§ TO DO
Extract the records below word for word and ignore the images.

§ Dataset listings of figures

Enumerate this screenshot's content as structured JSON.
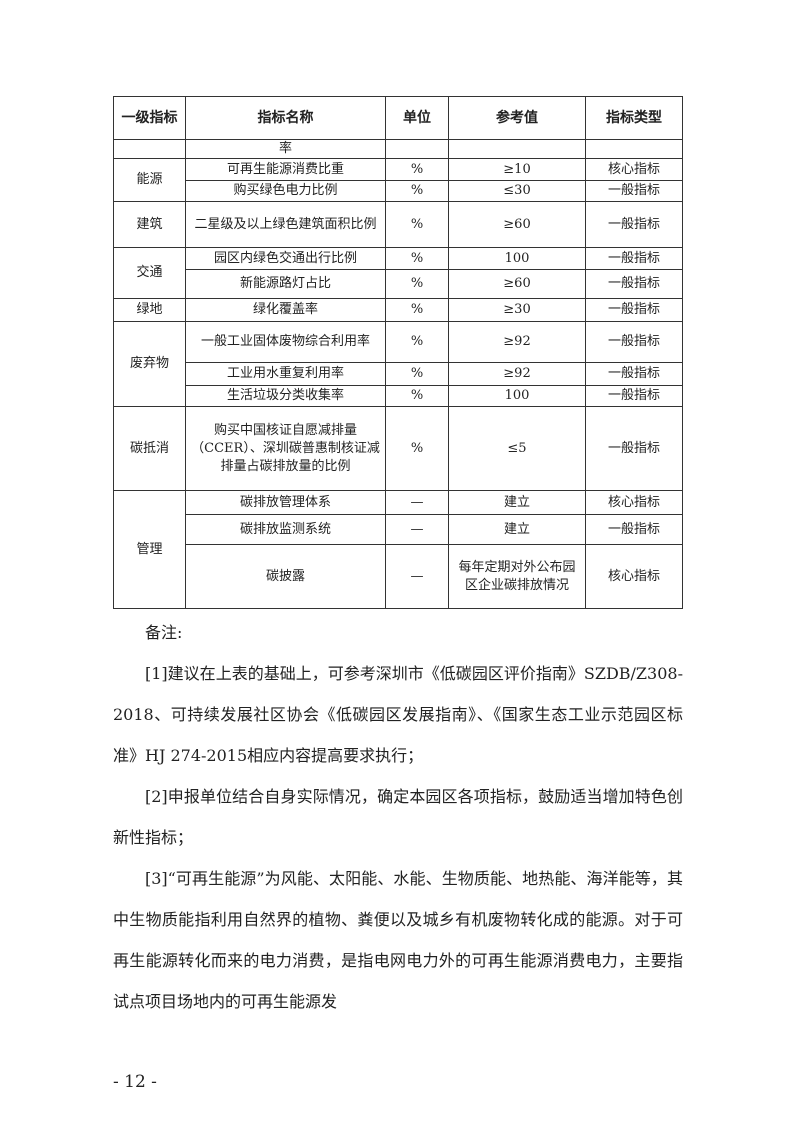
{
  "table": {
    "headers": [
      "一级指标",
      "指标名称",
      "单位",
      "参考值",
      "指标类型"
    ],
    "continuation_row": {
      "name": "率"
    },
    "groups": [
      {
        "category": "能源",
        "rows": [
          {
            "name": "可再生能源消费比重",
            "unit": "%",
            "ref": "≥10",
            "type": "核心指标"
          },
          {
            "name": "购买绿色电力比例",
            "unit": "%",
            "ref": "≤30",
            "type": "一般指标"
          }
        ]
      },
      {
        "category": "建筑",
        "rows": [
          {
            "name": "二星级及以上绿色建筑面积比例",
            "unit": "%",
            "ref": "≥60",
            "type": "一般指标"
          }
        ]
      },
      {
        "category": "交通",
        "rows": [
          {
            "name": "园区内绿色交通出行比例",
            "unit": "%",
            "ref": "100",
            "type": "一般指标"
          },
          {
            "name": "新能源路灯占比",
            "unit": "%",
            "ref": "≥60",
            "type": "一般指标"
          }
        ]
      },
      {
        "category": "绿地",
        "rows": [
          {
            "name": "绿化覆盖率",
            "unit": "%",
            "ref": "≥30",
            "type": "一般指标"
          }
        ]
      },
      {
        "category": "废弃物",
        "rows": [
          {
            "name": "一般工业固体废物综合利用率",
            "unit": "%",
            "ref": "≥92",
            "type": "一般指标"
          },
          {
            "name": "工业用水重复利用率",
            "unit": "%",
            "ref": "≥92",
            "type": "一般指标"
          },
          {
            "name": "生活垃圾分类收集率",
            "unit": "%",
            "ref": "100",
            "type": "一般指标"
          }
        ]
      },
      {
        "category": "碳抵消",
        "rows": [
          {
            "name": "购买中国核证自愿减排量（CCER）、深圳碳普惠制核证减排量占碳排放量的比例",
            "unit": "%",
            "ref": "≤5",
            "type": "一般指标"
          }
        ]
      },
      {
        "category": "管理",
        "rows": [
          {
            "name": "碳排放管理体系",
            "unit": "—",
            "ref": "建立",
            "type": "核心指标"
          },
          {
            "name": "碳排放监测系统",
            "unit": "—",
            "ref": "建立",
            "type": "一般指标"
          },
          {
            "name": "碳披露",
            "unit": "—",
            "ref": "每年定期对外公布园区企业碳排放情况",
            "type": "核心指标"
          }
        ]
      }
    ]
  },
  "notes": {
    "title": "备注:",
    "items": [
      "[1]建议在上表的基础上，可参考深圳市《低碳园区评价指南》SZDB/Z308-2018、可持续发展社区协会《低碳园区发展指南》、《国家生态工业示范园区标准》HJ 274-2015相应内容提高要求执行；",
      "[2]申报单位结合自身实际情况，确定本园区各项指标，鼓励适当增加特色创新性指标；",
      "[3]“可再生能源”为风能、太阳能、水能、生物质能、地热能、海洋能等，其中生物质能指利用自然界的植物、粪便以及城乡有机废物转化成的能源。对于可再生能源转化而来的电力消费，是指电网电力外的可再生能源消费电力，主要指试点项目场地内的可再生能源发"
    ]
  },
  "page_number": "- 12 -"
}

§ WRITTEN ANSWER
Enumerate this screenshot's content as structured JSON.
{
  "table": {
    "headers": [
      "一级指标",
      "指标名称",
      "单位",
      "参考值",
      "指标类型"
    ],
    "continuation_row": {
      "name": "率"
    },
    "groups": [
      {
        "category": "能源",
        "rows": [
          {
            "name": "可再生能源消费比重",
            "unit": "%",
            "ref": "≥10",
            "type": "核心指标"
          },
          {
            "name": "购买绿色电力比例",
            "unit": "%",
            "ref": "≤30",
            "type": "一般指标"
          }
        ]
      },
      {
        "category": "建筑",
        "rows": [
          {
            "name": "二星级及以上绿色建筑面积比例",
            "unit": "%",
            "ref": "≥60",
            "type": "一般指标"
          }
        ]
      },
      {
        "category": "交通",
        "rows": [
          {
            "name": "园区内绿色交通出行比例",
            "unit": "%",
            "ref": "100",
            "type": "一般指标"
          },
          {
            "name": "新能源路灯占比",
            "unit": "%",
            "ref": "≥60",
            "type": "一般指标"
          }
        ]
      },
      {
        "category": "绿地",
        "rows": [
          {
            "name": "绿化覆盖率",
            "unit": "%",
            "ref": "≥30",
            "type": "一般指标"
          }
        ]
      },
      {
        "category": "废弃物",
        "rows": [
          {
            "name": "一般工业固体废物综合利用率",
            "unit": "%",
            "ref": "≥92",
            "type": "一般指标"
          },
          {
            "name": "工业用水重复利用率",
            "unit": "%",
            "ref": "≥92",
            "type": "一般指标"
          },
          {
            "name": "生活垃圾分类收集率",
            "unit": "%",
            "ref": "100",
            "type": "一般指标"
          }
        ]
      },
      {
        "category": "碳抵消",
        "rows": [
          {
            "name": "购买中国核证自愿减排量（CCER）、深圳碳普惠制核证减排量占碳排放量的比例",
            "unit": "%",
            "ref": "≤5",
            "type": "一般指标"
          }
        ]
      },
      {
        "category": "管理",
        "rows": [
          {
            "name": "碳排放管理体系",
            "unit": "—",
            "ref": "建立",
            "type": "核心指标"
          },
          {
            "name": "碳排放监测系统",
            "unit": "—",
            "ref": "建立",
            "type": "一般指标"
          },
          {
            "name": "碳披露",
            "unit": "—",
            "ref": "每年定期对外公布园区企业碳排放情况",
            "type": "核心指标"
          }
        ]
      }
    ]
  },
  "notes": {
    "title": "备注:",
    "items": [
      "[1]建议在上表的基础上，可参考深圳市《低碳园区评价指南》SZDB/Z308-2018、可持续发展社区协会《低碳园区发展指南》、《国家生态工业示范园区标准》HJ 274-2015相应内容提高要求执行；",
      "[2]申报单位结合自身实际情况，确定本园区各项指标，鼓励适当增加特色创新性指标；",
      "[3]“可再生能源”为风能、太阳能、水能、生物质能、地热能、海洋能等，其中生物质能指利用自然界的植物、粪便以及城乡有机废物转化成的能源。对于可再生能源转化而来的电力消费，是指电网电力外的可再生能源消费电力，主要指试点项目场地内的可再生能源发"
    ]
  },
  "page_number": "- 12 -"
}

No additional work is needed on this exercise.